_Written problem_
Count the lines below that contain the word "arise", and report only that number.

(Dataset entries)
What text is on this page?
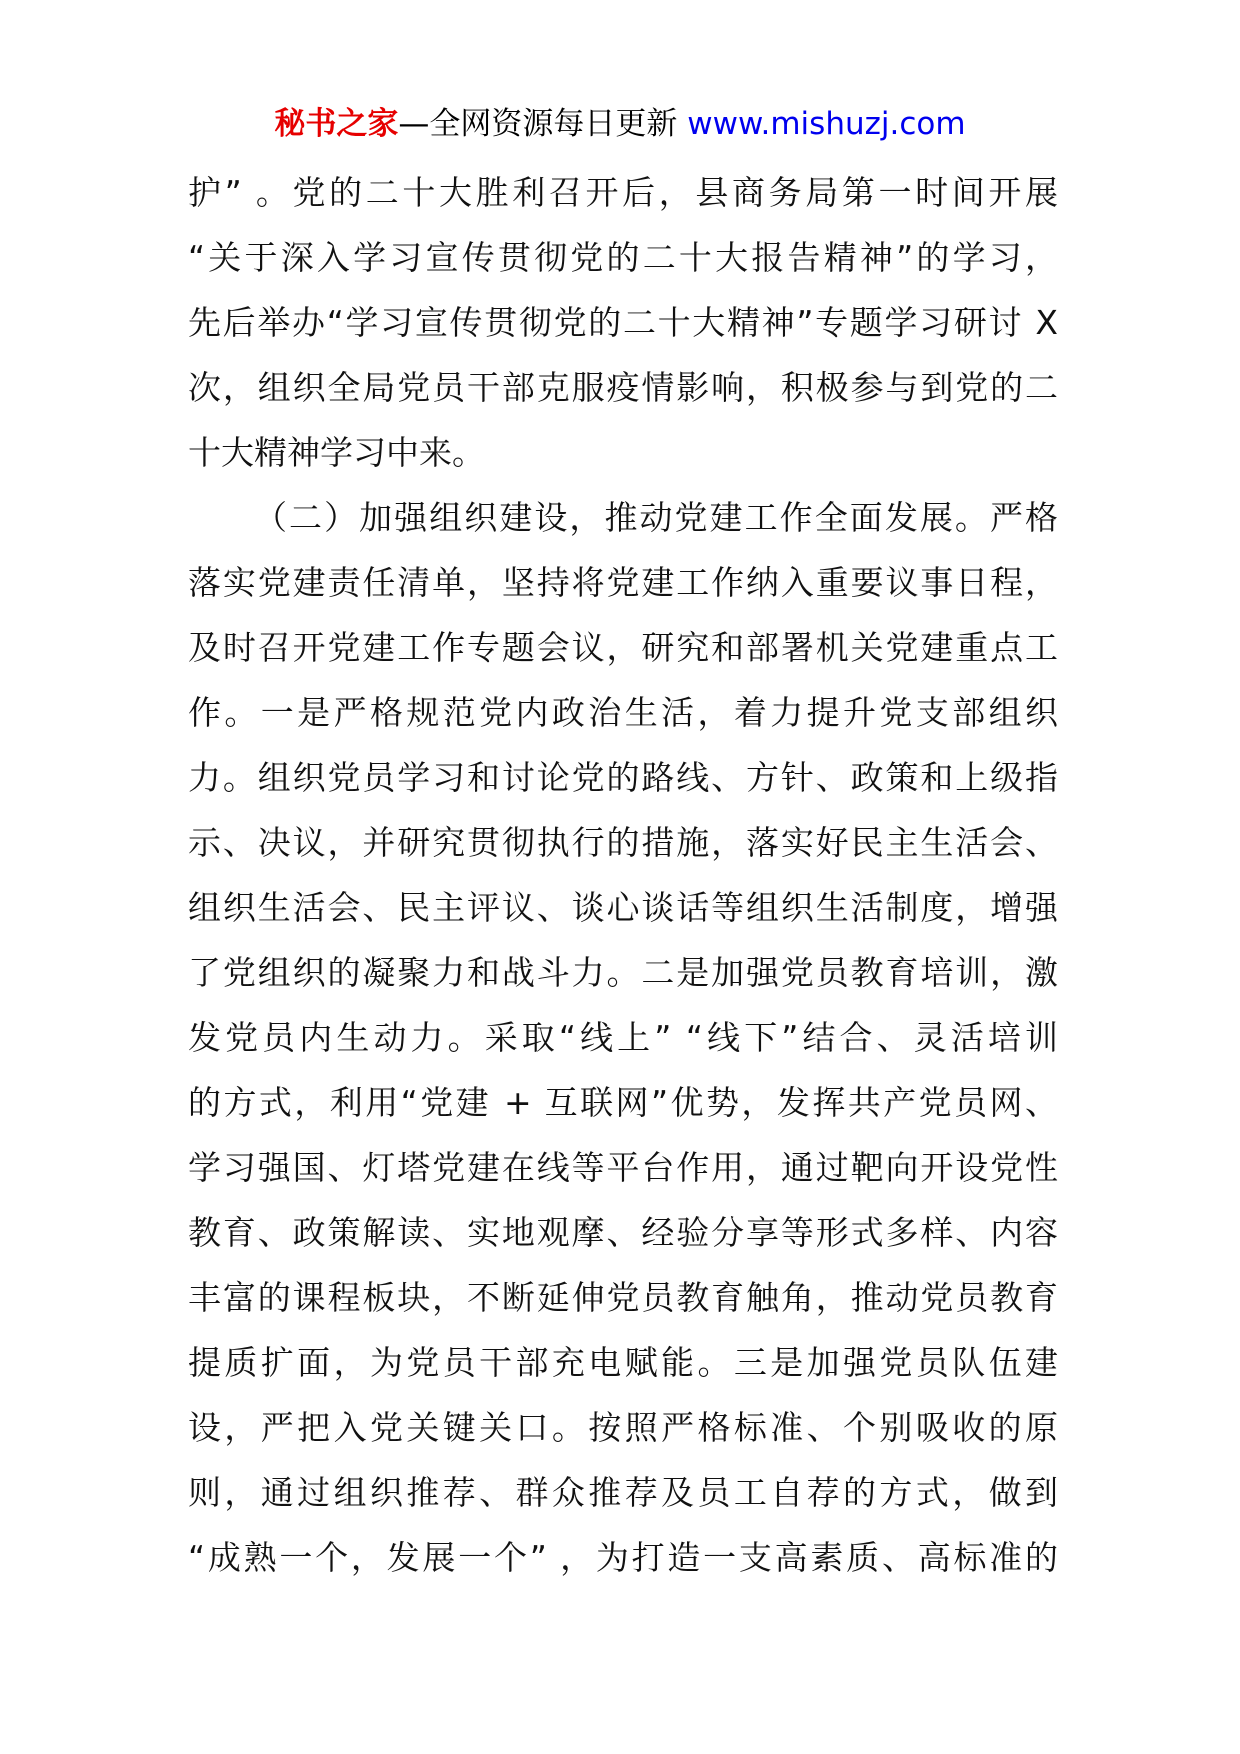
秘书之家—全网资源每日更新 www.mishuzj.com
护” 。党的二十大胜利召开后，县商务局第一时间开展
“关于深入学习宣传贯彻党的二十大报告精神”的学习，
先后举办“学习宣传贯彻党的二十大精神”专题学习研讨 X
次，组织全局党员干部克服疫情影响，积极参与到党的二
十大精神学习中来。
（二）加强组织建设，推动党建工作全面发展。严格
落实党建责任清单，坚持将党建工作纳入重要议事日程，
及时召开党建工作专题会议，研究和部署机关党建重点工
作。一是严格规范党内政治生活，着力提升党支部组织
力。组织党员学习和讨论党的路线、方针、政策和上级指
示、决议，并研究贯彻执行的措施，落实好民主生活会、
组织生活会、民主评议、谈心谈话等组织生活制度，增强
了党组织的凝聚力和战斗力。二是加强党员教育培训，激
发党员内生动力。采取“线上” “线下”结合、灵活培训
的方式，利用“党建 + 互联网”优势，发挥共产党员网、
学习强国、灯塔党建在线等平台作用，通过靶向开设党性
教育、政策解读、实地观摩、经验分享等形式多样、内容
丰富的课程板块，不断延伸党员教育触角，推动党员教育
提质扩面，为党员干部充电赋能。三是加强党员队伍建
设，严把入党关键关口。按照严格标准、个别吸收的原
则，通过组织推荐、群众推荐及员工自荐的方式，做到
“成熟一个，发展一个” ，为打造一支高素质、高标准的
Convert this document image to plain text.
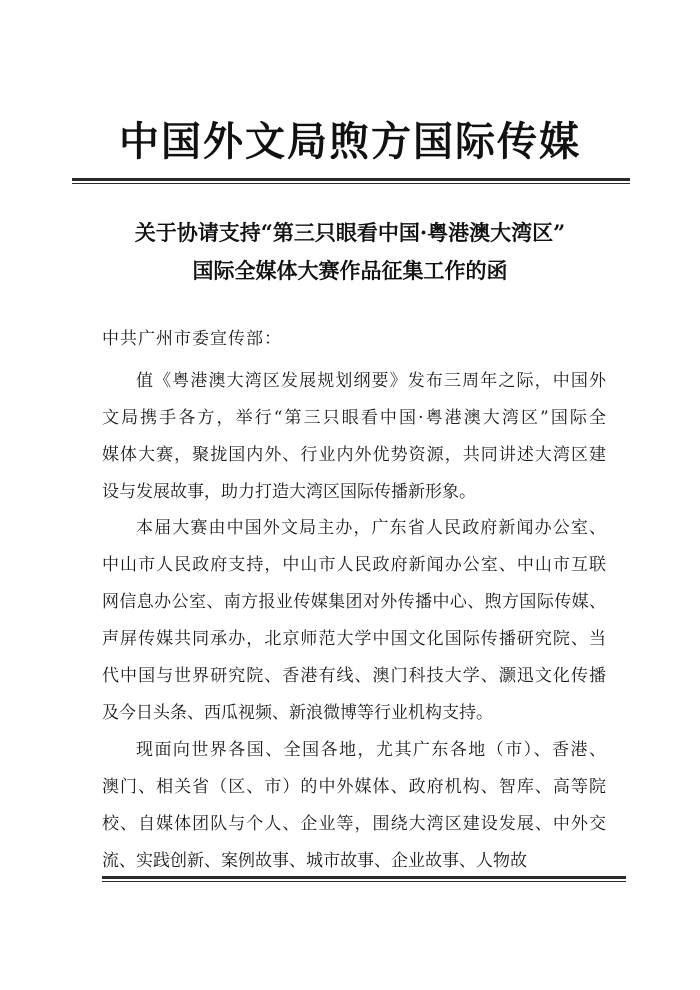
中国外文局煦方国际传媒
关于协请支持“第三只眼看中国·粤港澳大湾区”
国际全媒体大赛作品征集工作的函
中共广州市委宣传部：
值《粤港澳大湾区发展规划纲要》发布三周年之际，中国外
文局携手各方，举行“第三只眼看中国·粤港澳大湾区”国际全
媒体大赛，聚拢国内外、行业内外优势资源，共同讲述大湾区建
设与发展故事，助力打造大湾区国际传播新形象。
本届大赛由中国外文局主办，广东省人民政府新闻办公室、
中山市人民政府支持，中山市人民政府新闻办公室、中山市互联
网信息办公室、南方报业传媒集团对外传播中心、煦方国际传媒、
声屏传媒共同承办，北京师范大学中国文化国际传播研究院、当
代中国与世界研究院、香港有线、澳门科技大学、灏迅文化传播
及今日头条、西瓜视频、新浪微博等行业机构支持。
现面向世界各国、全国各地，尤其广东各地（市）、香港、
澳门、相关省（区、市）的中外媒体、政府机构、智库、高等院
校、自媒体团队与个人、企业等，围绕大湾区建设发展、中外交
流、实践创新、案例故事、城市故事、企业故事、人物故
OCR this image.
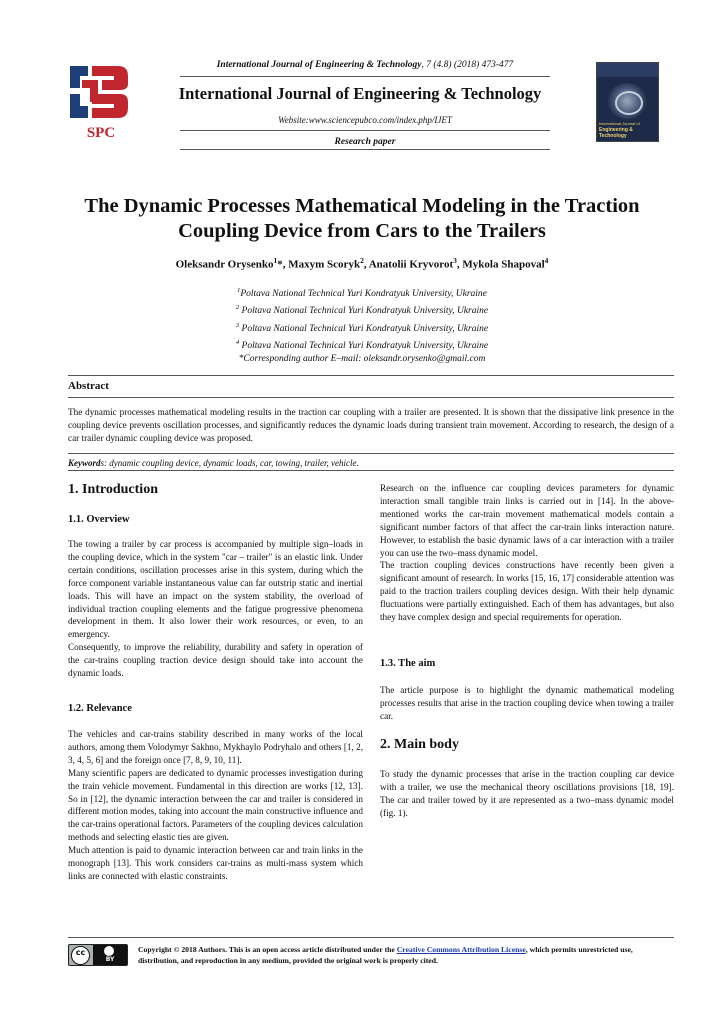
International Journal of Engineering & Technology, 7 (4.8) (2018) 473-477
International Journal of Engineering & Technology
Website:www.sciencepubco.com/index.php/IJET
Research paper
SPC
International Journal of
Engineering & Technology
The Dynamic Processes Mathematical Modeling in the Traction
Coupling Device from Cars to the Trailers
Oleksandr Orysenko$^1$*, Maxym Scoryk$^2$, Anatolii Kryvorot$^3$, Mykola Shapoval$^4$
$^1$Poltava National Technical Yuri Kondratyuk University, Ukraine
$^2$ Poltava National Technical Yuri Kondratyuk University, Ukraine
$^3$ Poltava National Technical Yuri Kondratyuk University, Ukraine
$^4$ Poltava National Technical Yuri Kondratyuk University, Ukraine
*Corresponding author E–mail: oleksandr.orysenko@gmail.com
Abstract
The dynamic processes mathematical modeling results in the traction car coupling with a trailer are presented. It is shown that the dissipative link presence in the coupling device prevents oscillation processes, and significantly reduces the dynamic loads during transient train movement. According to research, the design of a car trailer dynamic coupling device was proposed.
Keywords: dynamic coupling device, dynamic loads, car, towing, trailer, vehicle.
1. Introduction
1.1. Overview

The towing a trailer by car process is accompanied by multiple sign–loads in the coupling device, which in the system "car – trailer" is an elastic link. Under certain conditions, oscillation processes arise in this system, during which the force component variable instantaneous value can far outstrip static and inertial loads. This will have an impact on the system stability, the overload of individual traction coupling elements and the fatigue progressive phenomena development in them. It also lower their work resources, or even, to an emergency.

Consequently, to improve the reliability, durability and safety in operation of the car-trains coupling traction device design should take into account the dynamic loads.

1.2. Relevance

The vehicles and car-trains stability described in many works of the local authors, among them Volodymyr Sakhno, Mykhaylo Podryhalo and others [1, 2, 3, 4, 5, 6] and the foreign once [7, 8, 9, 10, 11].

Many scientific papers are dedicated to dynamic processes investigation during the train vehicle movement. Fundamental in this direction are works [12, 13]. So in [12], the dynamic interaction between the car and trailer is considered in different motion modes, taking into account the main constructive influence and the car-trains operational factors. Parameters of the coupling devices calculation methods and selecting elastic ties are given.

Much attention is paid to dynamic interaction between car and train links in the monograph [13]. This work considers car-trains as multi-mass system which links are connected with elastic constraints.

Research on the influence car coupling devices parameters for dynamic interaction small tangible train links is carried out in [14]. In the above-mentioned works the car-train movement mathematical models contain a significant number factors of that affect the car-train links interaction nature. However, to establish the basic dynamic laws of a car interaction with a trailer you can use the two–mass dynamic model.

The traction coupling devices constructions have recently been given a significant amount of research. In works [15, 16, 17] considerable attention was paid to the traction trailers coupling devices design. With their help dynamic fluctuations were partially extinguished. Each of them has advantages, but also they have complex design and special requirements for operation.

1.3. The aim

The article purpose is to highlight the dynamic mathematical modeling processes results that arise in the traction coupling device when towing a trailer car.

2. Main body

To study the dynamic processes that arise in the traction coupling car device with a trailer, we use the mechanical theory oscillations provisions [18, 19]. The car and trailer towed by it are represented as a two–mass dynamic model (fig. 1).

cc
BY
Copyright © 2018 Authors. This is an open access article distributed under the Creative Commons Attribution License, which permits unrestricted use, distribution, and reproduction in any medium, provided the original work is properly cited.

_Answer in full_
3